◆ **EXERCISE TASK**
Take down each entry exactly as written.
Start of DATA ROWS
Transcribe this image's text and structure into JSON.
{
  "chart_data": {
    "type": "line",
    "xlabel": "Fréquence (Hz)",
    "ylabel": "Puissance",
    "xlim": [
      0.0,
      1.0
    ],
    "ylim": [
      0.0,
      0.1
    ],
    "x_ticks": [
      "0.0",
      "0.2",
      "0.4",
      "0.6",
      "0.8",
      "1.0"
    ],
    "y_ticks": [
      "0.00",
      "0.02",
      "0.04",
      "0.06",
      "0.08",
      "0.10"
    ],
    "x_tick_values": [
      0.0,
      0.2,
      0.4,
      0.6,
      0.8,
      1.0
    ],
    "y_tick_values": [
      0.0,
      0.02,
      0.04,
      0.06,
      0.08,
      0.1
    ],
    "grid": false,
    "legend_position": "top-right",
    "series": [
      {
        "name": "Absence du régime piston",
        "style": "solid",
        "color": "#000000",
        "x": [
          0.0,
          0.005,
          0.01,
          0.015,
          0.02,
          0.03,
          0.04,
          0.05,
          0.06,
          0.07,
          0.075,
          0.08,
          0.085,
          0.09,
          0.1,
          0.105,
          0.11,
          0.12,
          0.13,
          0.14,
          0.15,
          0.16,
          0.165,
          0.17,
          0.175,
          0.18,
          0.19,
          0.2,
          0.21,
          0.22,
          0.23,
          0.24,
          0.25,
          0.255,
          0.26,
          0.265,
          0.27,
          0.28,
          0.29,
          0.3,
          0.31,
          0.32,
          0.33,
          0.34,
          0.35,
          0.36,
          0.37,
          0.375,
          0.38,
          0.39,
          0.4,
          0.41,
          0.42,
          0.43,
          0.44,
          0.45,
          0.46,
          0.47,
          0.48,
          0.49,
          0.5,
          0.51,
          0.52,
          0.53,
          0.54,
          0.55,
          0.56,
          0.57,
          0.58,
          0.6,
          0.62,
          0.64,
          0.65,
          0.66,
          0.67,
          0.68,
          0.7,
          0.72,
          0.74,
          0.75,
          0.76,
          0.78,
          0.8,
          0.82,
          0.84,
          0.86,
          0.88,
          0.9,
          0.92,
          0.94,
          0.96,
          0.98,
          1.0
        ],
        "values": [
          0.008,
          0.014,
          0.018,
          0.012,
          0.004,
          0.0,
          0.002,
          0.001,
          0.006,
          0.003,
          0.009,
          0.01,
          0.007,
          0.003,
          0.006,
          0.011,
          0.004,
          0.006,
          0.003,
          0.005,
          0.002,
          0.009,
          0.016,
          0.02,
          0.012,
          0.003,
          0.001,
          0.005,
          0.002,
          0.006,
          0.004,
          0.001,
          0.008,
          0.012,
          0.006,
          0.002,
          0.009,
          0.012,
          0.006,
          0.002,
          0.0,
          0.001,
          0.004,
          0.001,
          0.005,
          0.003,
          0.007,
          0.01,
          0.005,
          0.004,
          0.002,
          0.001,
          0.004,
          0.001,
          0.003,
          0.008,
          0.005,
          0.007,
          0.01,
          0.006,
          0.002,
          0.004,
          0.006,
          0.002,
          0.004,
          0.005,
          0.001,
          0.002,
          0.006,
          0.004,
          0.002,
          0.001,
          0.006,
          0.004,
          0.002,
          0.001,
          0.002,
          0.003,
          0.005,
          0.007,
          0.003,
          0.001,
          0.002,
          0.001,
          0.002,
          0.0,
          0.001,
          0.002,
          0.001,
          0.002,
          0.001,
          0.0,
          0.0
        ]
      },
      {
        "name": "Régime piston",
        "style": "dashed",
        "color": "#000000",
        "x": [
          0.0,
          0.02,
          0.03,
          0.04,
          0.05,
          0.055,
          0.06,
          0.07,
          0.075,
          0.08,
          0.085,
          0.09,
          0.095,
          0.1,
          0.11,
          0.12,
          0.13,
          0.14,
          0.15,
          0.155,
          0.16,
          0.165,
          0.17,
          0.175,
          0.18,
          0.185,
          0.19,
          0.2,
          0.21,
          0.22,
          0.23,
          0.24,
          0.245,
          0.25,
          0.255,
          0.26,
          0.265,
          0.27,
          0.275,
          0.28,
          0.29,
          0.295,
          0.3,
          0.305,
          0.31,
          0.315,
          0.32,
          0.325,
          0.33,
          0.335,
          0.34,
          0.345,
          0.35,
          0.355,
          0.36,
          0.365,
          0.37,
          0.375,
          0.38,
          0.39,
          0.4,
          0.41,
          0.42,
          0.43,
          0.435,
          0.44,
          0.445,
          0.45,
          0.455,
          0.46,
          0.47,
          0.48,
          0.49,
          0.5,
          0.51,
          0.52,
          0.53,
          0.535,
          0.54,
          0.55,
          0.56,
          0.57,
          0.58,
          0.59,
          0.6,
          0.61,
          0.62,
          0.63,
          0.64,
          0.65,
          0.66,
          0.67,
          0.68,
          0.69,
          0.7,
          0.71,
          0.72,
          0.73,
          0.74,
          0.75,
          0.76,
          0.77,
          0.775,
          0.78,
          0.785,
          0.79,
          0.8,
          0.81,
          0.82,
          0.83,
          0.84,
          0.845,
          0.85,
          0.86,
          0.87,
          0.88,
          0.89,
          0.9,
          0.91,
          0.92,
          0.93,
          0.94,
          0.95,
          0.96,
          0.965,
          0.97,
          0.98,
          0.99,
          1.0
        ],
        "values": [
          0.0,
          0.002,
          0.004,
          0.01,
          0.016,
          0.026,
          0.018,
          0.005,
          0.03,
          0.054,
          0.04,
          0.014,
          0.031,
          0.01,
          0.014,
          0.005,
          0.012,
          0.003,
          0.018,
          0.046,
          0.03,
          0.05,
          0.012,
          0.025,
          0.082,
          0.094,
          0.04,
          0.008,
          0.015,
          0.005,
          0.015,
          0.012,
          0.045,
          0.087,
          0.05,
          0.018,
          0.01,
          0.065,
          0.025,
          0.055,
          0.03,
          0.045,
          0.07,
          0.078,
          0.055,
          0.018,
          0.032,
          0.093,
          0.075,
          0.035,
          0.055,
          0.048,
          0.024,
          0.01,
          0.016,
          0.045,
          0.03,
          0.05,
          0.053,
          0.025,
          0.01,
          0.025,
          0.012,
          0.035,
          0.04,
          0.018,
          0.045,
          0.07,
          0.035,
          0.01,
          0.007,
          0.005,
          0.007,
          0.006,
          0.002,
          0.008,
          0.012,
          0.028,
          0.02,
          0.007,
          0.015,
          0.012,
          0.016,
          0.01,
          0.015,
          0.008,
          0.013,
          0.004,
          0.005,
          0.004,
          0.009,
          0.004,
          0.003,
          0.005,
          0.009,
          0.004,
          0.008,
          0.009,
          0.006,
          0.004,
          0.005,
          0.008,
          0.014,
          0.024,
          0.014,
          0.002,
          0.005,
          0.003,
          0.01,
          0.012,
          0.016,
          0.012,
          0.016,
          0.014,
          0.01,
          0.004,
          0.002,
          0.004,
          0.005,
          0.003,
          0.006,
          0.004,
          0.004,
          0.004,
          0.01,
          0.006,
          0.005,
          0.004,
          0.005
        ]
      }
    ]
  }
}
End of DATA ROWS
◆ **EXERCISE ANSWER**
Transcribe this image's text and structure into JSON.
{
  "chart_data": {
    "type": "line",
    "xlabel": "Fréquence (Hz)",
    "ylabel": "Puissance",
    "xlim": [
      0.0,
      1.0
    ],
    "ylim": [
      0.0,
      0.1
    ],
    "x_ticks": [
      "0.0",
      "0.2",
      "0.4",
      "0.6",
      "0.8",
      "1.0"
    ],
    "y_ticks": [
      "0.00",
      "0.02",
      "0.04",
      "0.06",
      "0.08",
      "0.10"
    ],
    "x_tick_values": [
      0.0,
      0.2,
      0.4,
      0.6,
      0.8,
      1.0
    ],
    "y_tick_values": [
      0.0,
      0.02,
      0.04,
      0.06,
      0.08,
      0.1
    ],
    "grid": false,
    "legend_position": "top-right",
    "series": [
      {
        "name": "Absence du régime piston",
        "style": "solid",
        "color": "#000000",
        "x": [
          0.0,
          0.005,
          0.01,
          0.015,
          0.02,
          0.03,
          0.04,
          0.05,
          0.06,
          0.07,
          0.075,
          0.08,
          0.085,
          0.09,
          0.1,
          0.105,
          0.11,
          0.12,
          0.13,
          0.14,
          0.15,
          0.16,
          0.165,
          0.17,
          0.175,
          0.18,
          0.19,
          0.2,
          0.21,
          0.22,
          0.23,
          0.24,
          0.25,
          0.255,
          0.26,
          0.265,
          0.27,
          0.28,
          0.29,
          0.3,
          0.31,
          0.32,
          0.33,
          0.34,
          0.35,
          0.36,
          0.37,
          0.375,
          0.38,
          0.39,
          0.4,
          0.41,
          0.42,
          0.43,
          0.44,
          0.45,
          0.46,
          0.47,
          0.48,
          0.49,
          0.5,
          0.51,
          0.52,
          0.53,
          0.54,
          0.55,
          0.56,
          0.57,
          0.58,
          0.6,
          0.62,
          0.64,
          0.65,
          0.66,
          0.67,
          0.68,
          0.7,
          0.72,
          0.74,
          0.75,
          0.76,
          0.78,
          0.8,
          0.82,
          0.84,
          0.86,
          0.88,
          0.9,
          0.92,
          0.94,
          0.96,
          0.98,
          1.0
        ],
        "values": [
          0.008,
          0.014,
          0.018,
          0.012,
          0.004,
          0.0,
          0.002,
          0.001,
          0.006,
          0.003,
          0.009,
          0.01,
          0.007,
          0.003,
          0.006,
          0.011,
          0.004,
          0.006,
          0.003,
          0.005,
          0.002,
          0.009,
          0.016,
          0.02,
          0.012,
          0.003,
          0.001,
          0.005,
          0.002,
          0.006,
          0.004,
          0.001,
          0.008,
          0.012,
          0.006,
          0.002,
          0.009,
          0.012,
          0.006,
          0.002,
          0.0,
          0.001,
          0.004,
          0.001,
          0.005,
          0.003,
          0.007,
          0.01,
          0.005,
          0.004,
          0.002,
          0.001,
          0.004,
          0.001,
          0.003,
          0.008,
          0.005,
          0.007,
          0.01,
          0.006,
          0.002,
          0.004,
          0.006,
          0.002,
          0.004,
          0.005,
          0.001,
          0.002,
          0.006,
          0.004,
          0.002,
          0.001,
          0.006,
          0.004,
          0.002,
          0.001,
          0.002,
          0.003,
          0.005,
          0.007,
          0.003,
          0.001,
          0.002,
          0.001,
          0.002,
          0.0,
          0.001,
          0.002,
          0.001,
          0.002,
          0.001,
          0.0,
          0.0
        ]
      },
      {
        "name": "Régime piston",
        "style": "dashed",
        "color": "#000000",
        "x": [
          0.0,
          0.02,
          0.03,
          0.04,
          0.05,
          0.055,
          0.06,
          0.07,
          0.075,
          0.08,
          0.085,
          0.09,
          0.095,
          0.1,
          0.11,
          0.12,
          0.13,
          0.14,
          0.15,
          0.155,
          0.16,
          0.165,
          0.17,
          0.175,
          0.18,
          0.185,
          0.19,
          0.2,
          0.21,
          0.22,
          0.23,
          0.24,
          0.245,
          0.25,
          0.255,
          0.26,
          0.265,
          0.27,
          0.275,
          0.28,
          0.29,
          0.295,
          0.3,
          0.305,
          0.31,
          0.315,
          0.32,
          0.325,
          0.33,
          0.335,
          0.34,
          0.345,
          0.35,
          0.355,
          0.36,
          0.365,
          0.37,
          0.375,
          0.38,
          0.39,
          0.4,
          0.41,
          0.42,
          0.43,
          0.435,
          0.44,
          0.445,
          0.45,
          0.455,
          0.46,
          0.47,
          0.48,
          0.49,
          0.5,
          0.51,
          0.52,
          0.53,
          0.535,
          0.54,
          0.55,
          0.56,
          0.57,
          0.58,
          0.59,
          0.6,
          0.61,
          0.62,
          0.63,
          0.64,
          0.65,
          0.66,
          0.67,
          0.68,
          0.69,
          0.7,
          0.71,
          0.72,
          0.73,
          0.74,
          0.75,
          0.76,
          0.77,
          0.775,
          0.78,
          0.785,
          0.79,
          0.8,
          0.81,
          0.82,
          0.83,
          0.84,
          0.845,
          0.85,
          0.86,
          0.87,
          0.88,
          0.89,
          0.9,
          0.91,
          0.92,
          0.93,
          0.94,
          0.95,
          0.96,
          0.965,
          0.97,
          0.98,
          0.99,
          1.0
        ],
        "values": [
          0.0,
          0.002,
          0.004,
          0.01,
          0.016,
          0.026,
          0.018,
          0.005,
          0.03,
          0.054,
          0.04,
          0.014,
          0.031,
          0.01,
          0.014,
          0.005,
          0.012,
          0.003,
          0.018,
          0.046,
          0.03,
          0.05,
          0.012,
          0.025,
          0.082,
          0.094,
          0.04,
          0.008,
          0.015,
          0.005,
          0.015,
          0.012,
          0.045,
          0.087,
          0.05,
          0.018,
          0.01,
          0.065,
          0.025,
          0.055,
          0.03,
          0.045,
          0.07,
          0.078,
          0.055,
          0.018,
          0.032,
          0.093,
          0.075,
          0.035,
          0.055,
          0.048,
          0.024,
          0.01,
          0.016,
          0.045,
          0.03,
          0.05,
          0.053,
          0.025,
          0.01,
          0.025,
          0.012,
          0.035,
          0.04,
          0.018,
          0.045,
          0.07,
          0.035,
          0.01,
          0.007,
          0.005,
          0.007,
          0.006,
          0.002,
          0.008,
          0.012,
          0.028,
          0.02,
          0.007,
          0.015,
          0.012,
          0.016,
          0.01,
          0.015,
          0.008,
          0.013,
          0.004,
          0.005,
          0.004,
          0.009,
          0.004,
          0.003,
          0.005,
          0.009,
          0.004,
          0.008,
          0.009,
          0.006,
          0.004,
          0.005,
          0.008,
          0.014,
          0.024,
          0.014,
          0.002,
          0.005,
          0.003,
          0.01,
          0.012,
          0.016,
          0.012,
          0.016,
          0.014,
          0.01,
          0.004,
          0.002,
          0.004,
          0.005,
          0.003,
          0.006,
          0.004,
          0.004,
          0.004,
          0.01,
          0.006,
          0.005,
          0.004,
          0.005
        ]
      }
    ]
  }
}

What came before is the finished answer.